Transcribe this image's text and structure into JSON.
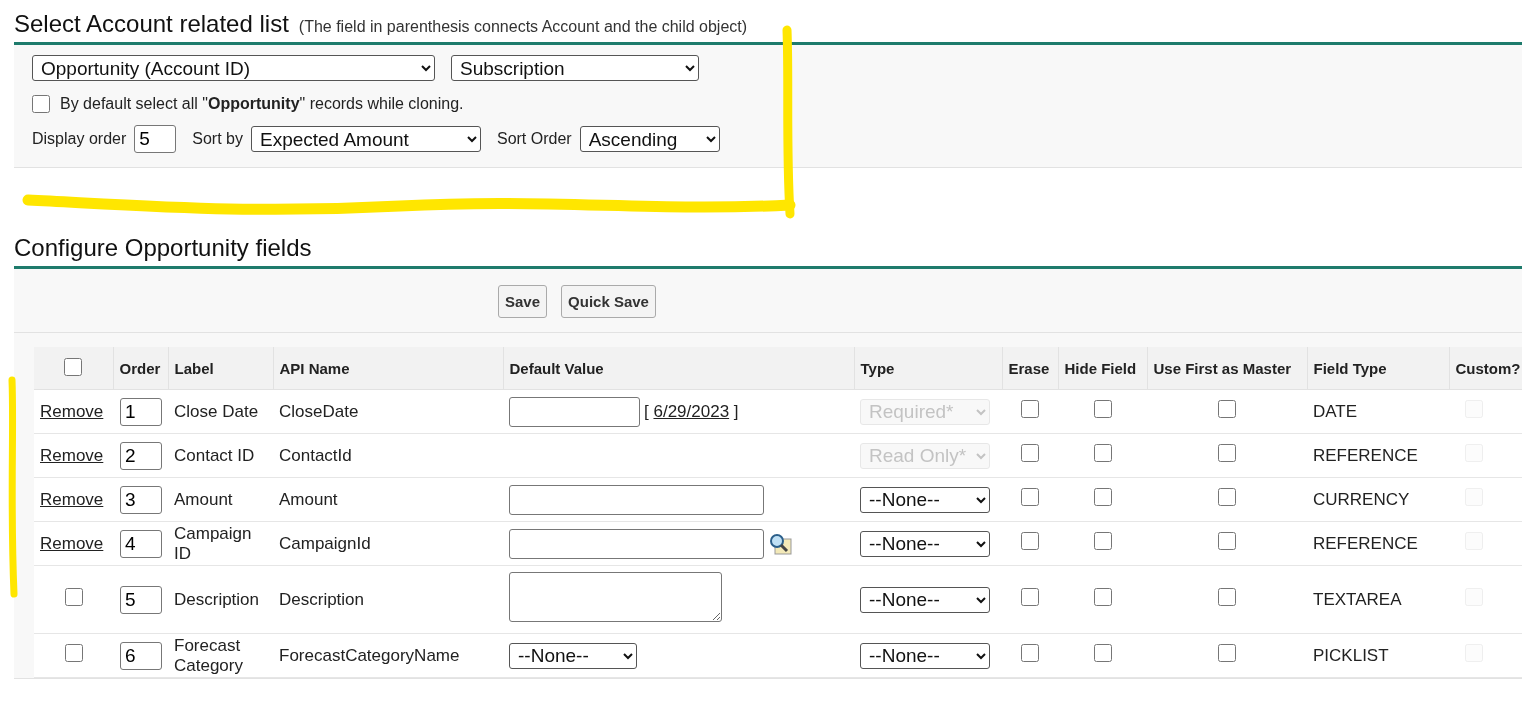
{
  "section1": {
    "title": "Select Account related list",
    "note": "(The field in parenthesis connects Account and the child object)",
    "related_list": "Opportunity (Account ID)",
    "record_type": "Subscription",
    "default_select": {
      "text": "By default select all \"**Opportunity**\" records while cloning.",
      "checked": false
    },
    "display_order_label": "Display order",
    "display_order": "5",
    "sort_by_label": "Sort by",
    "sort_by": "Expected Amount",
    "sort_order_label": "Sort Order",
    "sort_order": "Ascending"
  },
  "section2": {
    "title": "Configure Opportunity fields",
    "buttons": [
      "Save",
      "Quick Save"
    ],
    "table": {
      "select_all_checked": false,
      "columns": [
        "Order",
        "Label",
        "API Name",
        "Default Value",
        "Type",
        "Erase",
        "Hide Field",
        "Use First as Master",
        "Field Type",
        "Custom?"
      ],
      "rows": [
        {
          "lead": {
            "kind": "remove",
            "text": "Remove"
          },
          "order": "1",
          "label": "Close Date",
          "api_name": "CloseDate",
          "default": {
            "kind": "date",
            "before": "[",
            "link": "6/29/2023",
            "after": "]"
          },
          "type": {
            "value": "Required*",
            "disabled": true
          },
          "erase": false,
          "hide": false,
          "master": false,
          "field_type": "DATE",
          "custom": false
        },
        {
          "lead": {
            "kind": "remove",
            "text": "Remove"
          },
          "order": "2",
          "label": "Contact ID",
          "api_name": "ContactId",
          "default": {
            "kind": "none"
          },
          "type": {
            "value": "Read Only*",
            "disabled": true
          },
          "erase": false,
          "hide": false,
          "master": false,
          "field_type": "REFERENCE",
          "custom": false
        },
        {
          "lead": {
            "kind": "remove",
            "text": "Remove"
          },
          "order": "3",
          "label": "Amount",
          "api_name": "Amount",
          "default": {
            "kind": "text"
          },
          "type": {
            "value": "--None--",
            "disabled": false
          },
          "erase": false,
          "hide": false,
          "master": false,
          "field_type": "CURRENCY",
          "custom": false
        },
        {
          "lead": {
            "kind": "remove",
            "text": "Remove"
          },
          "order": "4",
          "label": "Campaign ID",
          "api_name": "CampaignId",
          "default": {
            "kind": "lookup"
          },
          "type": {
            "value": "--None--",
            "disabled": false
          },
          "erase": false,
          "hide": false,
          "master": false,
          "field_type": "REFERENCE",
          "custom": false
        },
        {
          "lead": {
            "kind": "checkbox",
            "checked": false
          },
          "order": "5",
          "label": "Description",
          "api_name": "Description",
          "default": {
            "kind": "textarea"
          },
          "type": {
            "value": "--None--",
            "disabled": false
          },
          "erase": false,
          "hide": false,
          "master": false,
          "field_type": "TEXTAREA",
          "custom": false
        },
        {
          "lead": {
            "kind": "checkbox",
            "checked": false
          },
          "order": "6",
          "label": "Forecast Category",
          "api_name": "ForecastCategoryName",
          "default": {
            "kind": "select",
            "value": "--None--"
          },
          "type": {
            "value": "--None--",
            "disabled": false
          },
          "erase": false,
          "hide": false,
          "master": false,
          "field_type": "PICKLIST",
          "custom": false
        }
      ]
    }
  }
}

## Given task
Copy every line of the records above that contains "Account".

## Answer
    "title": "Select Account related list",
    "note": "(The field in parenthesis connects Account and the child object)",
    "related_list": "Opportunity (Account ID)",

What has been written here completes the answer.